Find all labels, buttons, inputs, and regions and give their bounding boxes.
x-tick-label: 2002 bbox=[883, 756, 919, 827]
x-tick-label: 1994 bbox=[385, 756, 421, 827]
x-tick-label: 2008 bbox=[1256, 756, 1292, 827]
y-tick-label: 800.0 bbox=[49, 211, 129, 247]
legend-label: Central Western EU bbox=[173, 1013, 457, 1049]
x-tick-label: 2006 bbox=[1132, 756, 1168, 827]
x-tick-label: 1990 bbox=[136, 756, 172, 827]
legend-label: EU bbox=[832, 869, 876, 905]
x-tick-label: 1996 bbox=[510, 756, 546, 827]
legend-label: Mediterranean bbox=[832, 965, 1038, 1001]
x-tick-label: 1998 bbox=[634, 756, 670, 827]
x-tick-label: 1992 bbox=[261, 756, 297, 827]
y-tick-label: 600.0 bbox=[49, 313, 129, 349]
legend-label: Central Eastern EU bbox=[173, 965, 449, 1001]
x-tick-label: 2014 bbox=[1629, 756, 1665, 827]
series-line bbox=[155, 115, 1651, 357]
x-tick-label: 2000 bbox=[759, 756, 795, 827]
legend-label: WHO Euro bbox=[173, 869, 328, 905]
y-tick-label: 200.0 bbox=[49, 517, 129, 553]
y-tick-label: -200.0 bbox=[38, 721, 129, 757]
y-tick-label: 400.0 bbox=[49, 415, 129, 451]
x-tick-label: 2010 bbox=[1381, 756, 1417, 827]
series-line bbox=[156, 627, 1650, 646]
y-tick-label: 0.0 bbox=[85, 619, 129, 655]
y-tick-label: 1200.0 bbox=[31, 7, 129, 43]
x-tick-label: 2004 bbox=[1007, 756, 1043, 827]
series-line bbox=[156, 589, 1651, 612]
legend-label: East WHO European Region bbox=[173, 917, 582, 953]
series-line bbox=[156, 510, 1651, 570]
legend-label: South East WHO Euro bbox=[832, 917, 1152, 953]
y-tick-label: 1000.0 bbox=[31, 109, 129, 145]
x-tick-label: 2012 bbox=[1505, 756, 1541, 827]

********

Coloque numa tabela Markdown as linhas dos registros desde o início até a linha que contém "legend-label: Mediterranean bbox=[832, 965, 1038, 1001]", incluindo as duas pontas, com as colunas "Nº" e "Linha". Deixe de fora as linhas em branco.

| Nº | Linha |
|---|---|
| 1 | Find all labels, buttons, inputs, and regions and give their bounding boxes. |
| 2 | x-tick-label: 2002 bbox=[883, 756, 919, 827] |
| 3 | x-tick-label: 1994 bbox=[385, 756, 421, 827] |
| 4 | x-tick-label: 2008 bbox=[1256, 756, 1292, 827] |
| 5 | y-tick-label: 800.0 bbox=[49, 211, 129, 247] |
| 6 | legend-label: Central Western EU bbox=[173, 1013, 457, 1049] |
| 7 | x-tick-label: 2006 bbox=[1132, 756, 1168, 827] |
| 8 | x-tick-label: 1990 bbox=[136, 756, 172, 827] |
| 9 | legend-label: EU bbox=[832, 869, 876, 905] |
| 10 | x-tick-label: 1996 bbox=[510, 756, 546, 827] |
| 11 | legend-label: Mediterranean bbox=[832, 965, 1038, 1001] |